__Requirements__.
Quote the whole listing word for word. Do not include the pictures.

** Start Data rows **

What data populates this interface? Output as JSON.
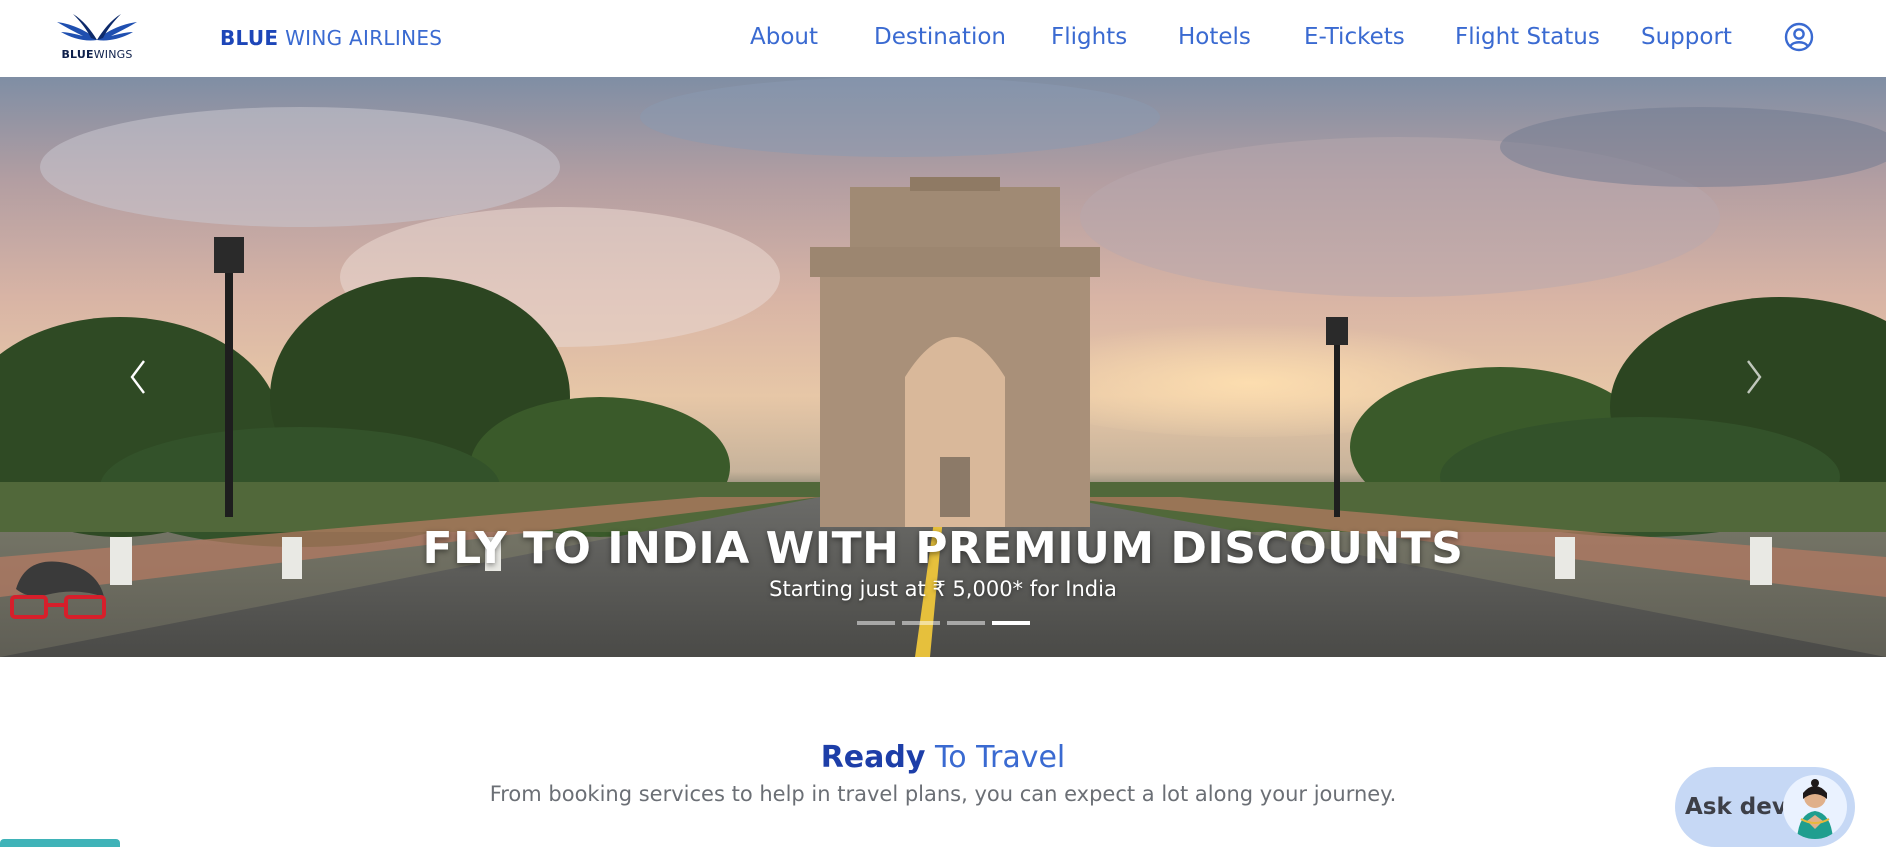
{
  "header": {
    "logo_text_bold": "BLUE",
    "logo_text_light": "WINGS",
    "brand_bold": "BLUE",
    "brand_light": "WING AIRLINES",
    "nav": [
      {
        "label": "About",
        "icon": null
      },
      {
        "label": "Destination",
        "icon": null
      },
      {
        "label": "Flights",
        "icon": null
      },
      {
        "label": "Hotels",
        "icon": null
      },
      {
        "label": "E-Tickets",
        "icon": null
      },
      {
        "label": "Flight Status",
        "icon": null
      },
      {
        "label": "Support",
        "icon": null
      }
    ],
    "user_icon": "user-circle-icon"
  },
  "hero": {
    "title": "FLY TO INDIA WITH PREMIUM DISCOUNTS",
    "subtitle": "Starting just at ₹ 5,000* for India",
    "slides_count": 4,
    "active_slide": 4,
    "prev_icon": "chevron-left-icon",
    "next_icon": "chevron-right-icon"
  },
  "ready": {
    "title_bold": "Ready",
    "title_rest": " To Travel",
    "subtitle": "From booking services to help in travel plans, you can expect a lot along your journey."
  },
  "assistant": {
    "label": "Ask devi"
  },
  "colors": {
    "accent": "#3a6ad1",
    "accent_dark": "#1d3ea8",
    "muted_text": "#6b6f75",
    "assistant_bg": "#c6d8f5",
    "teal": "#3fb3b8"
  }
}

** End Data rows **

__Complete response__.
What data populates this interface? Output as JSON.
{
  "header": {
    "logo_text_bold": "BLUE",
    "logo_text_light": "WINGS",
    "brand_bold": "BLUE",
    "brand_light": "WING AIRLINES",
    "nav": [
      {
        "label": "About",
        "icon": null
      },
      {
        "label": "Destination",
        "icon": null
      },
      {
        "label": "Flights",
        "icon": null
      },
      {
        "label": "Hotels",
        "icon": null
      },
      {
        "label": "E-Tickets",
        "icon": null
      },
      {
        "label": "Flight Status",
        "icon": null
      },
      {
        "label": "Support",
        "icon": null
      }
    ],
    "user_icon": "user-circle-icon"
  },
  "hero": {
    "title": "FLY TO INDIA WITH PREMIUM DISCOUNTS",
    "subtitle": "Starting just at ₹ 5,000* for India",
    "slides_count": 4,
    "active_slide": 4,
    "prev_icon": "chevron-left-icon",
    "next_icon": "chevron-right-icon"
  },
  "ready": {
    "title_bold": "Ready",
    "title_rest": " To Travel",
    "subtitle": "From booking services to help in travel plans, you can expect a lot along your journey."
  },
  "assistant": {
    "label": "Ask devi"
  },
  "colors": {
    "accent": "#3a6ad1",
    "accent_dark": "#1d3ea8",
    "muted_text": "#6b6f75",
    "assistant_bg": "#c6d8f5",
    "teal": "#3fb3b8"
  }
}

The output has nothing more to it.